## Entries provided
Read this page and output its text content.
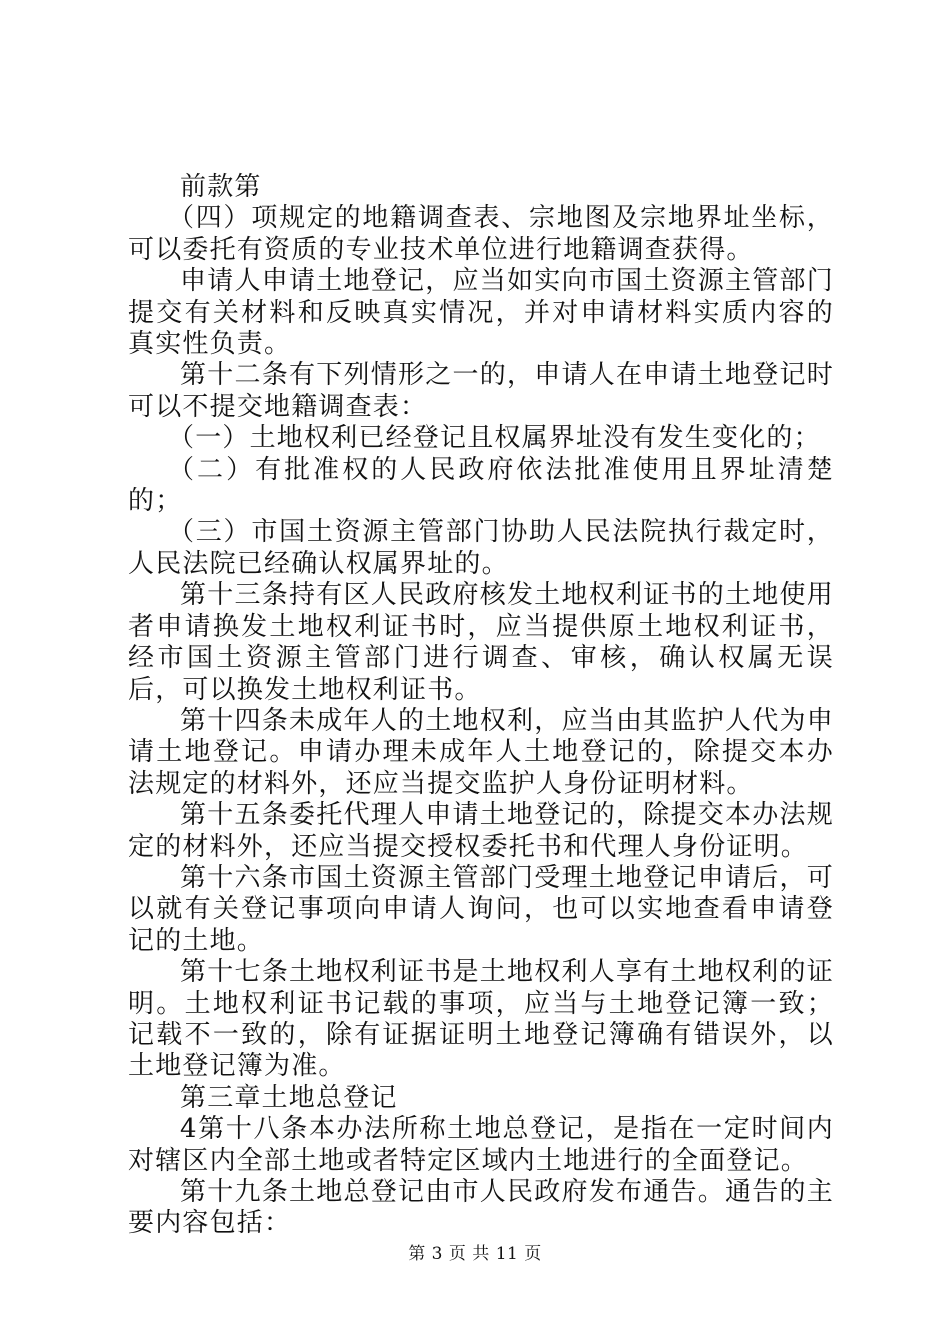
前款第

（四）项规定的地籍调查表、宗地图及宗地界址坐标，可以委托有资质的专业技术单位进行地籍调查获得。

申请人申请土地登记，应当如实向市国土资源主管部门提交有关材料和反映真实情况，并对申请材料实质内容的真实性负责。

第十二条有下列情形之一的，申请人在申请土地登记时可以不提交地籍调查表：

（一）土地权利已经登记且权属界址没有发生变化的；

（二）有批准权的人民政府依法批准使用且界址清楚的；

（三）市国土资源主管部门协助人民法院执行裁定时，人民法院已经确认权属界址的。

第十三条持有区人民政府核发土地权利证书的土地使用者申请换发土地权利证书时，应当提供原土地权利证书，经市国土资源主管部门进行调查、审核，确认权属无误后，可以换发土地权利证书。

第十四条未成年人的土地权利，应当由其监护人代为申请土地登记。申请办理未成年人土地登记的，除提交本办法规定的材料外，还应当提交监护人身份证明材料。

第十五条委托代理人申请土地登记的，除提交本办法规定的材料外，还应当提交授权委托书和代理人身份证明。

第十六条市国土资源主管部门受理土地登记申请后，可以就有关登记事项向申请人询问，也可以实地查看申请登记的土地。

第十七条土地权利证书是土地权利人享有土地权利的证明。土地权利证书记载的事项，应当与土地登记簿一致；记载不一致的，除有证据证明土地登记簿确有错误外，以土地登记簿为准。

第三章土地总登记

4第十八条本办法所称土地总登记，是指在一定时间内对辖区内全部土地或者特定区域内土地进行的全面登记。

第十九条土地总登记由市人民政府发布通告。通告的主要内容包括：

第 3 页 共 11 页
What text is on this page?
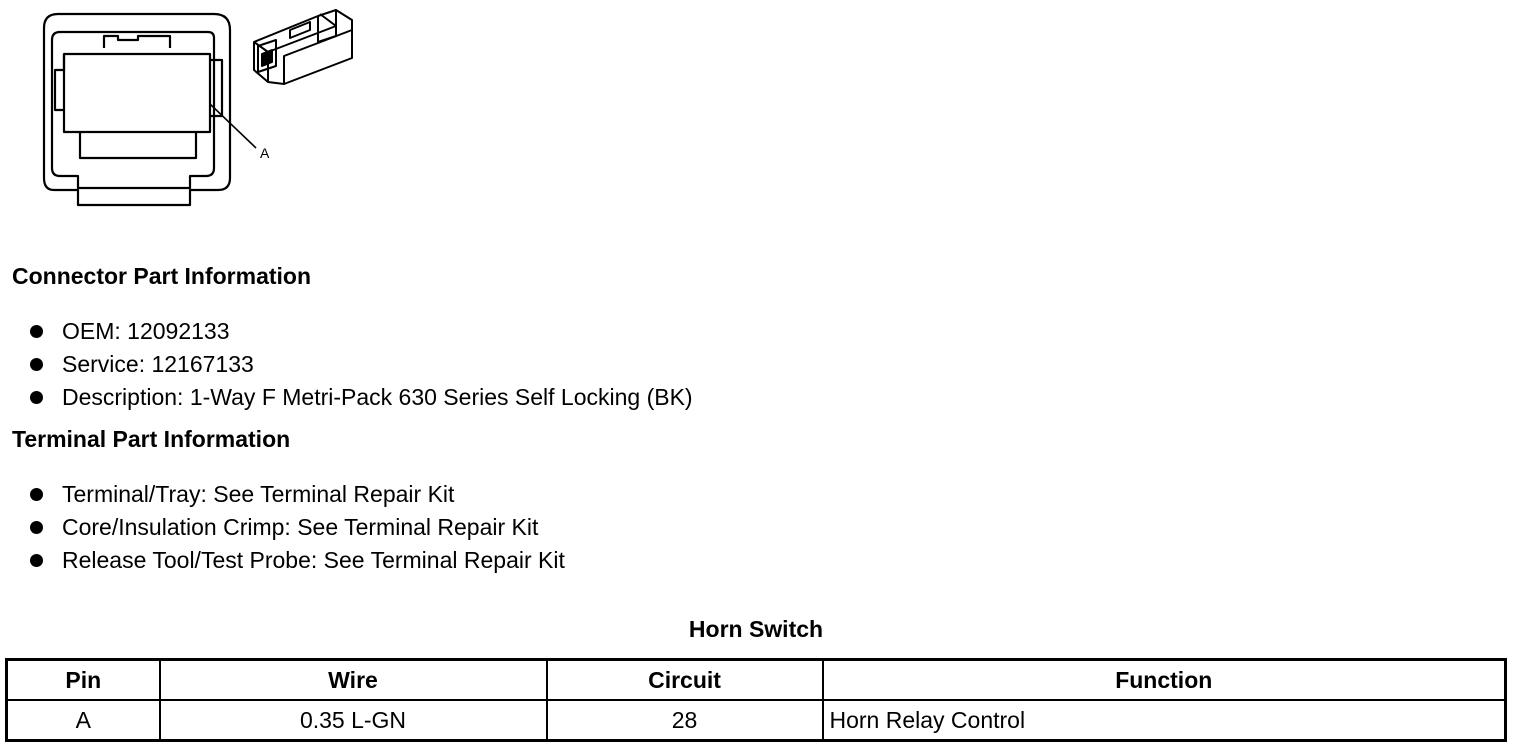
A
Connector Part Information
OEM: 12092133
Service: 12167133
Description: 1-Way F Metri-Pack 630 Series Self Locking (BK)
Terminal Part Information
Terminal/Tray: See Terminal Repair Kit
Core/Insulation Crimp: See Terminal Repair Kit
Release Tool/Test Probe: See Terminal Repair Kit
Horn Switch
Pin	Wire	Circuit	Function
A	0.35 L-GN	28	Horn Relay Control
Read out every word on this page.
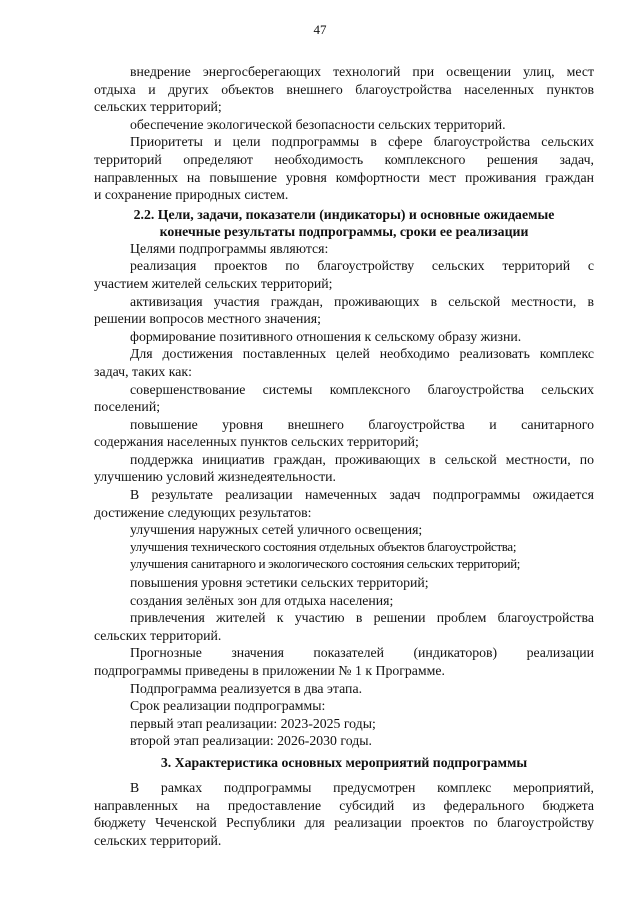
47
внедрение энергосберегающих технологий при освещении улиц, мест
отдыха и других объектов внешнего благоустройства населенных пунктов
сельских территорий;
обеспечение экологической безопасности сельских территорий.
Приоритеты и цели подпрограммы в сфере благоустройства сельских
территорий определяют необходимость комплексного решения задач,
направленных на повышение уровня комфортности мест проживания граждан
и сохранение природных систем.
2.2. Цели, задачи, показатели (индикаторы) и основные ожидаемые
конечные результаты подпрограммы, сроки ее реализации
Целями подпрограммы являются:
реализация проектов по благоустройству сельских территорий с
участием жителей сельских территорий;
активизация участия граждан, проживающих в сельской местности, в
решении вопросов местного значения;
формирование позитивного отношения к сельскому образу жизни.
Для достижения поставленных целей необходимо реализовать комплекс
задач, таких как:
совершенствование системы комплексного благоустройства сельских
поселений;
повышение уровня внешнего благоустройства и санитарного
содержания населенных пунктов сельских территорий;
поддержка инициатив граждан, проживающих в сельской местности, по
улучшению условий жизнедеятельности.
В результате реализации намеченных задач подпрограммы ожидается
достижение следующих результатов:
улучшения наружных сетей уличного освещения;
улучшения технического состояния отдельных объектов благоустройства;
улучшения санитарного и экологического состояния сельских территорий;
повышения уровня эстетики сельских территорий;
создания зелёных зон для отдыха населения;
привлечения жителей к участию в решении проблем благоустройства
сельских территорий.
Прогнозные значения показателей (индикаторов) реализации
подпрограммы приведены в приложении № 1 к Программе.
Подпрограмма реализуется в два этапа.
Срок реализации подпрограммы:
первый этап реализации: 2023-2025 годы;
второй этап реализации: 2026-2030 годы.
3. Характеристика основных мероприятий подпрограммы
В рамках подпрограммы предусмотрен комплекс мероприятий,
направленных на предоставление субсидий из федерального бюджета
бюджету Чеченской Республики для реализации проектов по благоустройству
сельских территорий.
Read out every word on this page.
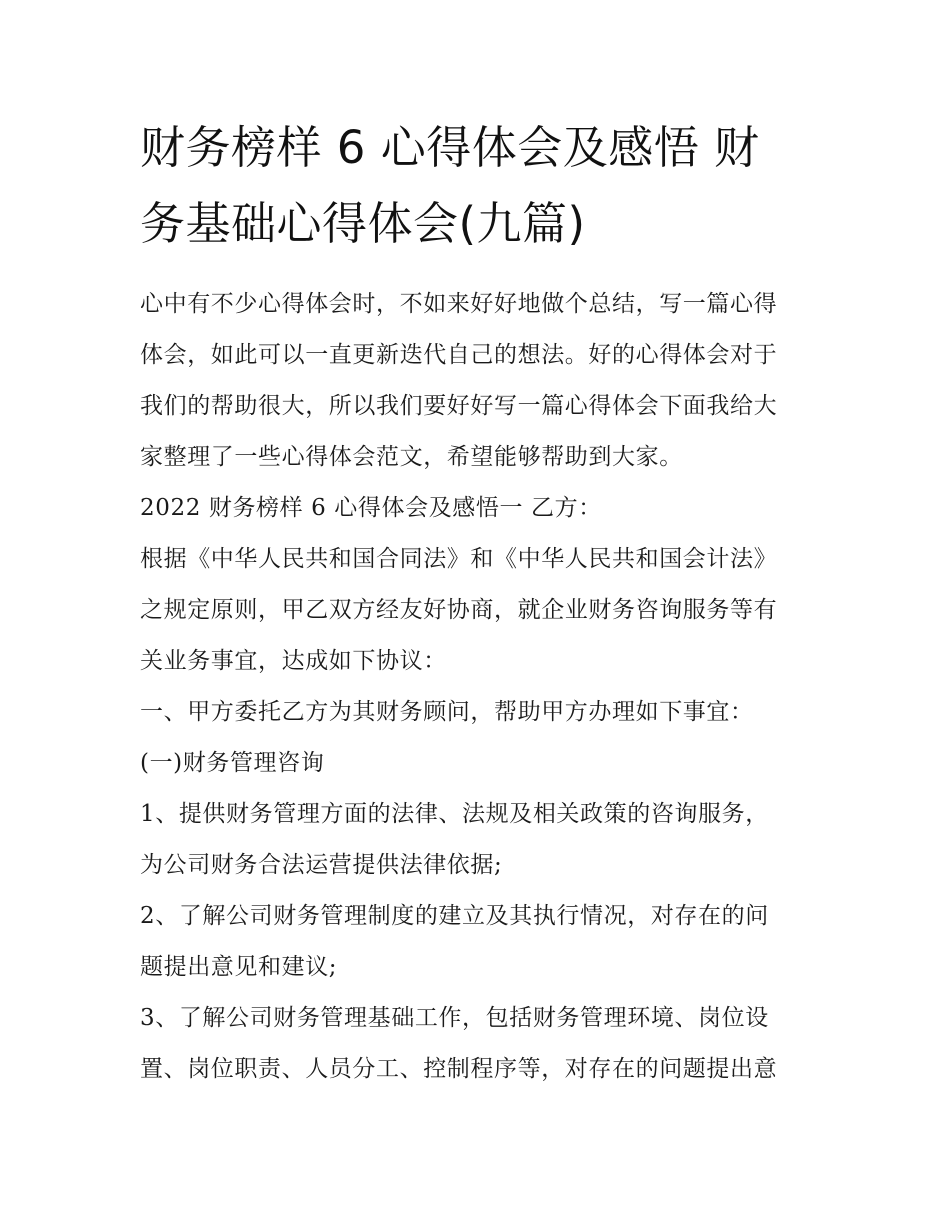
财务榜样 6 心得体会及感悟 财
务基础心得体会(九篇)

心中有不少心得体会时，不如来好好地做个总结，写一篇心得
体会，如此可以一直更新迭代自己的想法。好的心得体会对于
我们的帮助很大，所以我们要好好写一篇心得体会下面我给大
家整理了一些心得体会范文，希望能够帮助到大家。

2022 财务榜样 6 心得体会及感悟一 乙方：

根据《中华人民共和国合同法》和《中华人民共和国会计法》
之规定原则，甲乙双方经友好协商，就企业财务咨询服务等有
关业务事宜，达成如下协议：

一、甲方委托乙方为其财务顾问，帮助甲方办理如下事宜：

(一)财务管理咨询

1、提供财务管理方面的法律、法规及相关政策的咨询服务，
为公司财务合法运营提供法律依据;

2、了解公司财务管理制度的建立及其执行情况，对存在的问
题提出意见和建议;

3、了解公司财务管理基础工作，包括财务管理环境、岗位设
置、岗位职责、人员分工、控制程序等，对存在的问题提出意
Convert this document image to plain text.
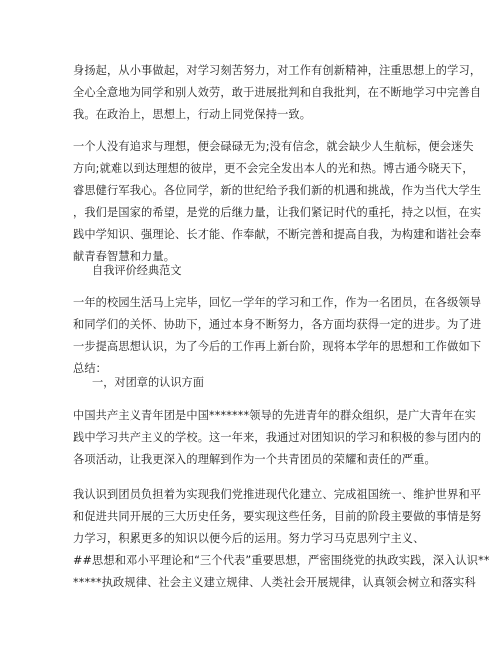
身扬起，从小事做起，对学习刻苦努力，对工作有创新精神，注重思想上的学习，
全心全意地为同学和别人效劳，敢于进展批判和自我批判，在不断地学习中完善自
我。在政治上，思想上，行动上同党保持一致。
一个人没有追求与理想，便会碌碌无为;没有信念，就会缺少人生航标，便会迷失
方向;就难以到达理想的彼岸，更不会完全发出本人的光和热。博古通今晓天下，
睿思健行军我心。各位同学，新的世纪给予我们新的机遇和挑战，作为当代大学生
，我们是国家的希望，是党的后继力量，让我们紧记时代的重托，持之以恒，在实
践中学知识、强理论、长才能、作奉献，不断完善和提高自我，为构建和谐社会奉
献青春智慧和力量。
自我评价经典范文
一年的校园生活马上完毕，回忆一学年的学习和工作，作为一名团员，在各级领导
和同学们的关怀、协助下，通过本身不断努力，各方面均获得一定的进步。为了进
一步提高思想认识，为了今后的工作再上新台阶，现将本学年的思想和工作做如下
总结：
一，对团章的认识方面
中国共产主义青年团是中国*******领导的先进青年的群众组织，是广大青年在实
践中学习共产主义的学校。这一年来，我通过对团知识的学习和积极的参与团内的
各项活动，让我更深入的理解到作为一个共青团员的荣耀和责任的严重。
我认识到团员负担着为实现我们党推进现代化建立、完成祖国统一、维护世界和平
和促进共同开展的三大历史任务，要实现这些任务，目前的阶段主要做的事情是努
力学习，积累更多的知识以便今后的运用。努力学习马克思列宁主义、
##思想和邓小平理论和“三个代表”重要思想，严密围绕党的执政实践，深入认识**
*****执政规律、社会主义建立规律、人类社会开展规律，认真领会树立和落实科
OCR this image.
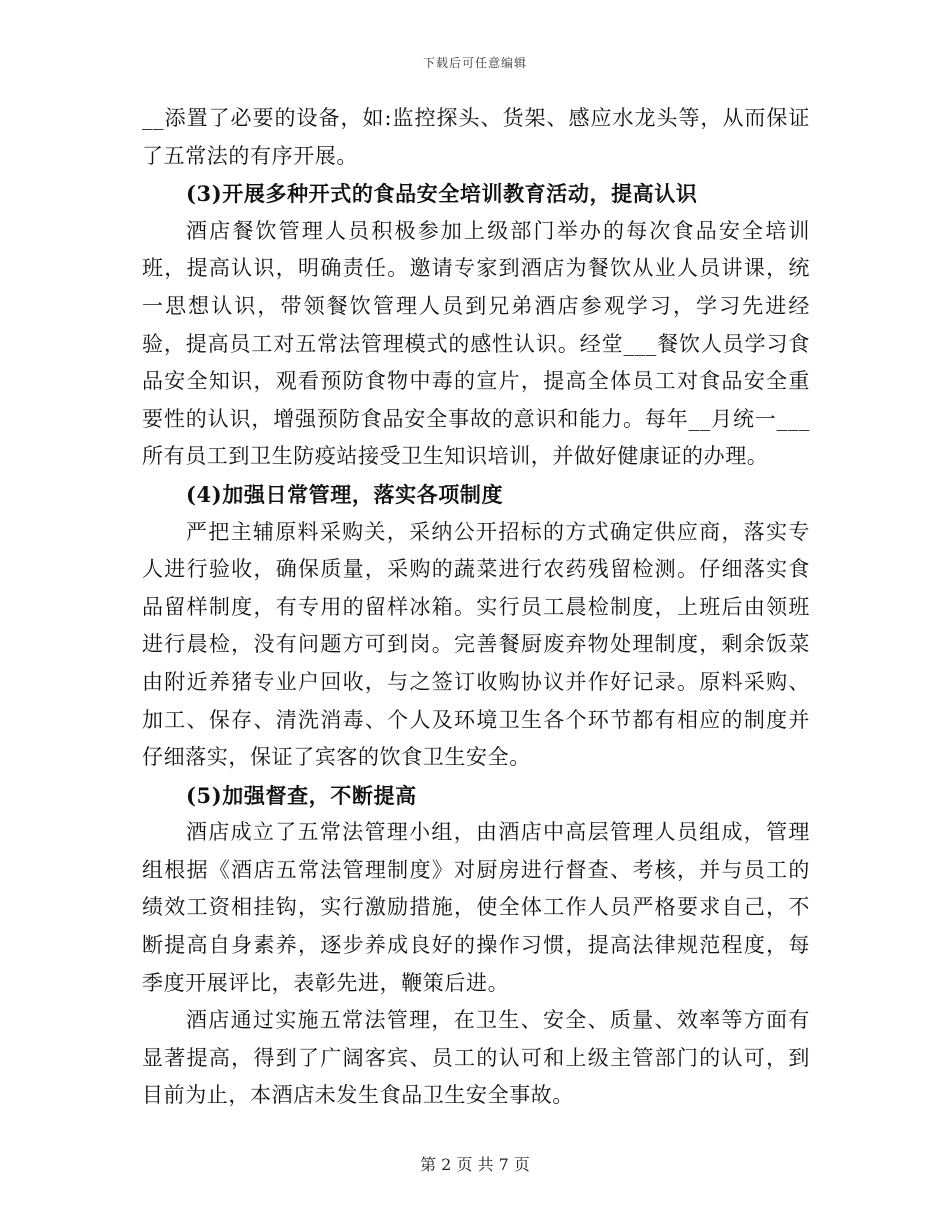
下载后可任意编辑

__添置了必要的设备，如:监控探头、货架、感应水龙头等，从而保证了五常法的有序开展。

(3)开展多种开式的食品安全培训教育活动，提高认识

酒店餐饮管理人员积极参加上级部门举办的每次食品安全培训班，提高认识，明确责任。邀请专家到酒店为餐饮从业人员讲课，统一思想认识，带领餐饮管理人员到兄弟酒店参观学习，学习先进经验，提高员工对五常法管理模式的感性认识。经堂___餐饮人员学习食品安全知识，观看预防食物中毒的宣片，提高全体员工对食品安全重要性的认识，增强预防食品安全事故的意识和能力。每年__月统一___所有员工到卫生防疫站接受卫生知识培训，并做好健康证的办理。

(4)加强日常管理，落实各项制度

严把主辅原料采购关，采纳公开招标的方式确定供应商，落实专人进行验收，确保质量，采购的蔬菜进行农药残留检测。仔细落实食品留样制度，有专用的留样冰箱。实行员工晨检制度，上班后由领班进行晨检，没有问题方可到岗。完善餐厨废弃物处理制度，剩余饭菜由附近养猪专业户回收，与之签订收购协议并作好记录。原料采购、加工、保存、清洗消毒、个人及环境卫生各个环节都有相应的制度并仔细落实，保证了宾客的饮食卫生安全。

(5)加强督查，不断提高

酒店成立了五常法管理小组，由酒店中高层管理人员组成，管理组根据《酒店五常法管理制度》对厨房进行督查、考核，并与员工的绩效工资相挂钩，实行激励措施，使全体工作人员严格要求自己，不断提高自身素养，逐步养成良好的操作习惯，提高法律规范程度，每季度开展评比，表彰先进，鞭策后进。

酒店通过实施五常法管理，在卫生、安全、质量、效率等方面有显著提高，得到了广阔客宾、员工的认可和上级主管部门的认可，到目前为止，本酒店未发生食品卫生安全事故。

第 2 页 共 7 页
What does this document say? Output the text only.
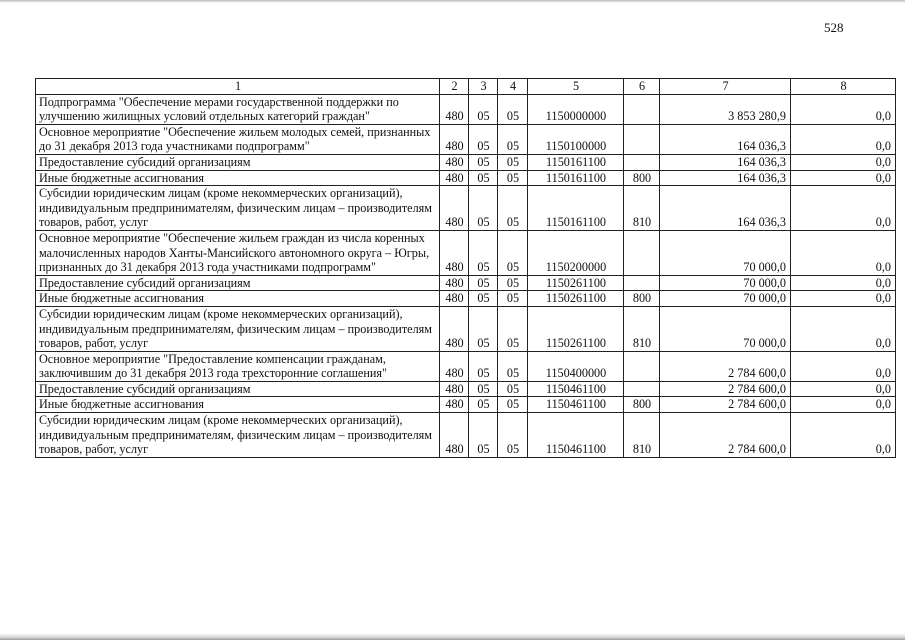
528
1	2	3	4	5	6	7	8
Подпрограмма "Обеспечение мерами государственной поддержки по улучшению жилищных условий отдельных категорий граждан"	480	05	05	1150000000		3 853 280,9	0,0
Основное мероприятие "Обеспечение жильем молодых семей, признанных до 31 декабря 2013 года участниками подпрограмм"	480	05	05	1150100000		164 036,3	0,0
Предоставление субсидий организациям	480	05	05	1150161100		164 036,3	0,0
Иные бюджетные ассигнования	480	05	05	1150161100	800	164 036,3	0,0
Субсидии юридическим лицам (кроме некоммерческих организаций), индивидуальным предпринимателям, физическим лицам – производителям товаров, работ, услуг	480	05	05	1150161100	810	164 036,3	0,0
Основное мероприятие "Обеспечение жильем граждан из числа коренных малочисленных народов Ханты-Мансийского автономного округа – Югры, признанных до 31 декабря 2013 года участниками подпрограмм"	480	05	05	1150200000		70 000,0	0,0
Предоставление субсидий организациям	480	05	05	1150261100		70 000,0	0,0
Иные бюджетные ассигнования	480	05	05	1150261100	800	70 000,0	0,0
Субсидии юридическим лицам (кроме некоммерческих организаций), индивидуальным предпринимателям, физическим лицам – производителям товаров, работ, услуг	480	05	05	1150261100	810	70 000,0	0,0
Основное мероприятие "Предоставление компенсации гражданам, заключившим до 31 декабря 2013 года трехсторонние соглашения"	480	05	05	1150400000		2 784 600,0	0,0
Предоставление субсидий организациям	480	05	05	1150461100		2 784 600,0	0,0
Иные бюджетные ассигнования	480	05	05	1150461100	800	2 784 600,0	0,0
Субсидии юридическим лицам (кроме некоммерческих организаций), индивидуальным предпринимателям, физическим лицам – производителям товаров, работ, услуг	480	05	05	1150461100	810	2 784 600,0	0,0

## Goal
Where a line in the material contains "бюджетные", copy that line.

## Exercise result
Иные бюджетные ассигнования	480	05	05	1150161100	800	164 036,3	0,0
Иные бюджетные ассигнования	480	05	05	1150261100	800	70 000,0	0,0
Иные бюджетные ассигнования	480	05	05	1150461100	800	2 784 600,0	0,0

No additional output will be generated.